__INSTRUCTIONS__:
(a) Set down the portion of the representations and warranties excerpt that opens with the words containing "3. The Transferee, upon" and closes with "Tianjin Huaneng Corporation.", copying it word for word.
(b) Answer these questions from the representations and warranties excerpt, one per line:
(i) The Equity Interest is part of the Transferors' paid-in capital of which company?
(ii) What have all other shareholders of that company waived?
(iii) Under which documents does the Transferee become entitled to shareholder rights and obligations?
(c) Extend the representations and warranties excerpt with the text that would follow its last numbered clause.

__GIVEN PASSAGE__:
Article 2: Representations and Warranties
1. The Transferors covenant that the Equity Interest is part of the Transferors’ paid-in capital of Tianjin Huaneng Corporation, and the Transferors are the legal owners of the Equity Interest and entitled to the right of disposal of Equity Interest. The Equity Interest is not subject to any judgment, lien, pledge, guaranty or any other encumbrances that may be against the Transferee’s interest. And before the closing of the aforesaid Equity Interest transfer, the Transferors shall not transfer, gift, pledge the Equity Interest or take any action that may result in any encumbrance or restrictions on the Equity Interest. The Transferors covenant that no material indebtedness or pending or existing litigation against Tianjin Huaneng Corporation that has not been disclosed to the Transferee. The Transferors shall be liable for the consequences of the nondisclosure of any of the aforesaid indebtedness or litigation.
2. The Transferors covenant that all other shareholders of Tianjin Huaneng Corporation have waived their preemptive rights to the Equity Interest.
3. The Transferee, upon the transfer of the Equity Interest, shall be entitled to the shareholders rights and obligations pursuant to the Articles of Incorporation and Bylaws of Tianjin Huaneng Corporation.

__DATA SHOWN__:
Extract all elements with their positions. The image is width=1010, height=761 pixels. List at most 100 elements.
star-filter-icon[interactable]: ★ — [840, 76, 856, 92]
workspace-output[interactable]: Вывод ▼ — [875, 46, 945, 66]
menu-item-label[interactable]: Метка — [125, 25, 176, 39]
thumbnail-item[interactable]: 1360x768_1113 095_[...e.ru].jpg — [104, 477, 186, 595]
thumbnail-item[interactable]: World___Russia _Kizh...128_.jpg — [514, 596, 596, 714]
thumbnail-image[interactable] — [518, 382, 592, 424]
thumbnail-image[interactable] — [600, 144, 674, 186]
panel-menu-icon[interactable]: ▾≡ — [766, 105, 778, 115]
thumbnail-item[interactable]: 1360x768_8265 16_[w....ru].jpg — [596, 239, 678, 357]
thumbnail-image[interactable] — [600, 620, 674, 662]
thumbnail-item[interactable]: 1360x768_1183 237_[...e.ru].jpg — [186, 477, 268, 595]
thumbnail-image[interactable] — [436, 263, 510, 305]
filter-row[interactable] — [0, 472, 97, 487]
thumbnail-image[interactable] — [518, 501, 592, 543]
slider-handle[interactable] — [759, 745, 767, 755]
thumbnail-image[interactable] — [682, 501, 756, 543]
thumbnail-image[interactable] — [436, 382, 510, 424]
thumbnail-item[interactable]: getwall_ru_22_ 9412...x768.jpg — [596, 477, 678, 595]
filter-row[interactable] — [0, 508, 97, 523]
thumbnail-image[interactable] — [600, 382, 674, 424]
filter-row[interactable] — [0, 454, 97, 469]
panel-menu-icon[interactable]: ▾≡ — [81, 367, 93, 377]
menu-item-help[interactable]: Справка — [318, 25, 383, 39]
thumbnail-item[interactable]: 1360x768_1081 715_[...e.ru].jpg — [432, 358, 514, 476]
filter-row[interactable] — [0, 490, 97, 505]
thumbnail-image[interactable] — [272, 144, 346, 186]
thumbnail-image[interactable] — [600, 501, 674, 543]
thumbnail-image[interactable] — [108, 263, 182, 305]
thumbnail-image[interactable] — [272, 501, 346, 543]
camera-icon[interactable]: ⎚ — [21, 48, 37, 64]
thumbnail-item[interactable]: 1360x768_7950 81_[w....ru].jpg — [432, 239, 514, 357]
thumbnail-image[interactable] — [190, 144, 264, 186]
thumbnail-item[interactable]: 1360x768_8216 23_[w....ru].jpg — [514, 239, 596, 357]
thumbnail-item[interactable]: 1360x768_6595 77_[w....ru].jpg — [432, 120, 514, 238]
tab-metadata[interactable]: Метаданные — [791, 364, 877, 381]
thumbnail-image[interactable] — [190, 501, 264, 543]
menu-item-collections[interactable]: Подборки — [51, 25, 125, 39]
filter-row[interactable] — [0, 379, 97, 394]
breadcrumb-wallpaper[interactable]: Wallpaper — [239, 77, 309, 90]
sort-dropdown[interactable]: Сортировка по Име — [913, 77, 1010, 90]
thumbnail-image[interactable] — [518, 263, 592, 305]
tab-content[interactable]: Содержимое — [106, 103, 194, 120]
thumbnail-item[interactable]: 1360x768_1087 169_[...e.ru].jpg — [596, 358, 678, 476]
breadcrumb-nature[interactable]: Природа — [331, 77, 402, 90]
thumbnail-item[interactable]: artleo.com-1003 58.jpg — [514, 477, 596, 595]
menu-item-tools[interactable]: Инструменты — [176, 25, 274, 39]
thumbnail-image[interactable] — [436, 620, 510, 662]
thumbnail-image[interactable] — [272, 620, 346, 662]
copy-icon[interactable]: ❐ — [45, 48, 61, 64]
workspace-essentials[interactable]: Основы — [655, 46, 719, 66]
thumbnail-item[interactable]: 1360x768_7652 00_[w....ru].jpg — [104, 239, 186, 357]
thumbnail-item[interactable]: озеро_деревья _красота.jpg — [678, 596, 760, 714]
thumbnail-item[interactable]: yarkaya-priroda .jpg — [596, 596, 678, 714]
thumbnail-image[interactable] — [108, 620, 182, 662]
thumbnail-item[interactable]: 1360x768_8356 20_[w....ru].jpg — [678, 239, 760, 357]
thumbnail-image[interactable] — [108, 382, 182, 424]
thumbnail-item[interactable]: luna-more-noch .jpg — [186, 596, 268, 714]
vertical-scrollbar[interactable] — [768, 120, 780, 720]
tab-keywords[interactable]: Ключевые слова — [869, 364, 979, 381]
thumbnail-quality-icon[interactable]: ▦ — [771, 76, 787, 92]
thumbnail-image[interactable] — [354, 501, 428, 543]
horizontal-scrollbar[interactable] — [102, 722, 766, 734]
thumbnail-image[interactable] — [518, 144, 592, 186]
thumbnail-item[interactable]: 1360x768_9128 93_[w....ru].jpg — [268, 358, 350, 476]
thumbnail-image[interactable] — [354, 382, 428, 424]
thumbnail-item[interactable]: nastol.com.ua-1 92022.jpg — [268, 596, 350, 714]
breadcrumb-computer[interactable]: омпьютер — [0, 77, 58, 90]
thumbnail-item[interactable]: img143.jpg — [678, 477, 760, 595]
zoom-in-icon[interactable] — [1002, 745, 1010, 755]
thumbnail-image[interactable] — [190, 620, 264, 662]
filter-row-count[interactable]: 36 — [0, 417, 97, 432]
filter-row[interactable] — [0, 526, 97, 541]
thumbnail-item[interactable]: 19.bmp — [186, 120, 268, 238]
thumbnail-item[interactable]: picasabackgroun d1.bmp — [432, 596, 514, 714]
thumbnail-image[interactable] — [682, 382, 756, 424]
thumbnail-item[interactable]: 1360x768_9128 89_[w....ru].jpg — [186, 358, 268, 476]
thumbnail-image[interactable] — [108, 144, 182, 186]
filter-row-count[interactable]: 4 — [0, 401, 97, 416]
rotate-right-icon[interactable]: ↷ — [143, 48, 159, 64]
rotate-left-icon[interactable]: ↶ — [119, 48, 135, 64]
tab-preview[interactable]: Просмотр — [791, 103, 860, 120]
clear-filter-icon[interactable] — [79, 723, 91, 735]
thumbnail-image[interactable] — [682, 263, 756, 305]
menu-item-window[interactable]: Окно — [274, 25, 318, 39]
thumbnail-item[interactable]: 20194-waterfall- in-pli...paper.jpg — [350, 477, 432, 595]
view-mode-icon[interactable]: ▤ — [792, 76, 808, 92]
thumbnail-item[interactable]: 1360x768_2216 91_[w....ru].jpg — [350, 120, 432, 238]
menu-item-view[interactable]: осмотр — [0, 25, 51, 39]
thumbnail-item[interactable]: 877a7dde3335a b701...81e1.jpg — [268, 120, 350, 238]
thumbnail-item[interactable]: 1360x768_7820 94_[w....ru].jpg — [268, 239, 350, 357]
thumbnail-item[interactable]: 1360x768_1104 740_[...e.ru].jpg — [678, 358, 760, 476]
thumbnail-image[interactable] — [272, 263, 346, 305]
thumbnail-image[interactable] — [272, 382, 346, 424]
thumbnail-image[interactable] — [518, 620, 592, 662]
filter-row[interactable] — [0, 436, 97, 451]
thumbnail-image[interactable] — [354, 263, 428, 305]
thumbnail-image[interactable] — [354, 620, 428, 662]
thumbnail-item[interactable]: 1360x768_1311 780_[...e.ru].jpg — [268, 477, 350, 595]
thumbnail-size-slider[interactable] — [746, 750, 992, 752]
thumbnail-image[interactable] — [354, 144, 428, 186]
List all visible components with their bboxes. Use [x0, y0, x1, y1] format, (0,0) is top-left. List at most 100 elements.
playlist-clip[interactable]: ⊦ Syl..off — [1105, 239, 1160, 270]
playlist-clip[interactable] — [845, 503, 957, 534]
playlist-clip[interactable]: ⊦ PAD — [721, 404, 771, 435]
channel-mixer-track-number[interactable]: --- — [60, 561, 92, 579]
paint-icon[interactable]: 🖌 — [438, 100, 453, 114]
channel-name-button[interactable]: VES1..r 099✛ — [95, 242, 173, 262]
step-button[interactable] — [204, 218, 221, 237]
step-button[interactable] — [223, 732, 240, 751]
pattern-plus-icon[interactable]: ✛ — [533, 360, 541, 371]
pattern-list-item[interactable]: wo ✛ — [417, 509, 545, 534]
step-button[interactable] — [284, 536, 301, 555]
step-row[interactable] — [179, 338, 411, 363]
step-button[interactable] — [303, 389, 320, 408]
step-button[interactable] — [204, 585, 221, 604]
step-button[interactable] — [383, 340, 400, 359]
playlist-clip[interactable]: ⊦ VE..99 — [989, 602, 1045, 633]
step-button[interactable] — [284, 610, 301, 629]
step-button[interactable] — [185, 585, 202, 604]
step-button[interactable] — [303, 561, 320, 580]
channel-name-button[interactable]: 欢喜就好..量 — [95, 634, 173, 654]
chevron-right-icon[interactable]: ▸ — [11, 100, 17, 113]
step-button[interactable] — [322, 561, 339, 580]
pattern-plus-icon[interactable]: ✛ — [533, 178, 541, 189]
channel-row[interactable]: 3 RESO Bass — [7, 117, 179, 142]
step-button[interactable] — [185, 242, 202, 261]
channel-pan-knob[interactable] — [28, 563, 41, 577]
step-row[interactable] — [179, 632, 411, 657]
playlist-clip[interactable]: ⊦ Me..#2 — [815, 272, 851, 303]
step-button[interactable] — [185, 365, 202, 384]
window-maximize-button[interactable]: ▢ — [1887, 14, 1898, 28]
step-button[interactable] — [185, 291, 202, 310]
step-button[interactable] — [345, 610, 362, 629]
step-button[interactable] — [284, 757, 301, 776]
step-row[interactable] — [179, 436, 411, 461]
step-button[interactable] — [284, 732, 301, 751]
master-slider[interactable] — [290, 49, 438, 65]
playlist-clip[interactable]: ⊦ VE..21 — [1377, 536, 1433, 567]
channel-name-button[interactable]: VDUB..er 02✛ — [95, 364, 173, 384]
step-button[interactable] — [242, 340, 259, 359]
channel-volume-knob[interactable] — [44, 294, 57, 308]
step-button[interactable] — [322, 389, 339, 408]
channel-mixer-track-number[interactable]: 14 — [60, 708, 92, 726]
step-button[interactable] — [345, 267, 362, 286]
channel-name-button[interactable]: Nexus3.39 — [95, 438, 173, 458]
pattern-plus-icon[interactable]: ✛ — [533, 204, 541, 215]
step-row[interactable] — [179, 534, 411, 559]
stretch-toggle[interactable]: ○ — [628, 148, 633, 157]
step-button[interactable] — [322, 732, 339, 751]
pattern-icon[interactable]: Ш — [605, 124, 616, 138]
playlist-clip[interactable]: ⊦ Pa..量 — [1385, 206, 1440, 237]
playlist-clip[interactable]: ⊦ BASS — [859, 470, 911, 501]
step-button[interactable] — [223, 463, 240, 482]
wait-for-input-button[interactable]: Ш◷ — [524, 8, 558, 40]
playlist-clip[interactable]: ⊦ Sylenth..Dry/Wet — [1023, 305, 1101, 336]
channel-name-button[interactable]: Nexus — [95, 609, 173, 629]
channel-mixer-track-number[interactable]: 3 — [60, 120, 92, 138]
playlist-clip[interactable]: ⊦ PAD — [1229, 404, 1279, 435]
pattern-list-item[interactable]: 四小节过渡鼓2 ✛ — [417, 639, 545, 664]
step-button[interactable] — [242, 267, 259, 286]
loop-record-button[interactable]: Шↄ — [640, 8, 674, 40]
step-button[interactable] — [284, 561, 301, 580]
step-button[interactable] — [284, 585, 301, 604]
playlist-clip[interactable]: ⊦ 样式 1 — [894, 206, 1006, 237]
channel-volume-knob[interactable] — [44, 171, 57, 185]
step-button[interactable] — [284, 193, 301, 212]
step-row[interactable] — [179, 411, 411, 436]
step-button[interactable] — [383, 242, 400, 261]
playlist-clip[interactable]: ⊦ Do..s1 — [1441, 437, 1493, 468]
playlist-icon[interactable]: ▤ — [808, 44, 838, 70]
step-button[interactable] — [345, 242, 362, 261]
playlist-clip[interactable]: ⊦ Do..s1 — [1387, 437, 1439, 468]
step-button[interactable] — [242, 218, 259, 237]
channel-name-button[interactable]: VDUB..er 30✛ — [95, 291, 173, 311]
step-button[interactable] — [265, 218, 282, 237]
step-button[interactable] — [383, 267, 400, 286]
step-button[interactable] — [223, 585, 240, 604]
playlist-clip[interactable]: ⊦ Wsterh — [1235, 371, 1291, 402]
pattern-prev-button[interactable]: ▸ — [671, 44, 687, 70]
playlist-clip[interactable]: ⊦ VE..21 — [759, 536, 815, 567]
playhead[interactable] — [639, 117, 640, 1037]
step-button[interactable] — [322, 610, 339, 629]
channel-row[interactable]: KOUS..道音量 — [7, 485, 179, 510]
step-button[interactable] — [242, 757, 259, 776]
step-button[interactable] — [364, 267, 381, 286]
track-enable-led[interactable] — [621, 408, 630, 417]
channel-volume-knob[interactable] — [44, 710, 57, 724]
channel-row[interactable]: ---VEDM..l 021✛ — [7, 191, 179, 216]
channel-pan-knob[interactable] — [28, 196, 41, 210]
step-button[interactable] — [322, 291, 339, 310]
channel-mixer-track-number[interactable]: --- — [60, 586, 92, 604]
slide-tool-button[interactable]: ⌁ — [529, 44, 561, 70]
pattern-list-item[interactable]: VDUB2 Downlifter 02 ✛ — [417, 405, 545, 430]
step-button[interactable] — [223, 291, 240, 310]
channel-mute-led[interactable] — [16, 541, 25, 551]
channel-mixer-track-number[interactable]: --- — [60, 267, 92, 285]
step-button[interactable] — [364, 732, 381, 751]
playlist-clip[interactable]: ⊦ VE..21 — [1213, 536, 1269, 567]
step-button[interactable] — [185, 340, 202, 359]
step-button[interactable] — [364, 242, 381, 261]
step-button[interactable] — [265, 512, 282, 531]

__ANSWERS TO THE TASKS__:
(a)
3. The Transferee, upon the transfer of the Equity Interest, shall be entitled to the shareholders rights and obligations pursuant to the Articles of Incorporation and Bylaws of Tianjin Huaneng Corporation.

(b)
(i) Tianjin Huaneng Corporation
(ii) Their preemptive rights to the Equity Interest
(iii) The Articles of Incorporation and Bylaws of Tianjin Huaneng Corporation

(c)
4. Upon the closing of the transfer of the Equity Interest, the Transferee shall amend the original Articles of Incorporation, organizational agreement and other related documents and undertake the registration procedures for such changes.
5. Tianjin Huaneng Corporation shall be entitled to the rights as a creditor for the loans that it made before the Equity Interest transfer or those it will make after the closing. Tianjin Huanneng Corporation shall also be liable for any indebtedness incurred before or after the aforesaid closing. The Transferee shall be liable for any damages or indemnification which the Transferors shall be jointly liable before the closing. The Transferors shall be entitled to their own right as a creditor or be liable for their personal indebtedness.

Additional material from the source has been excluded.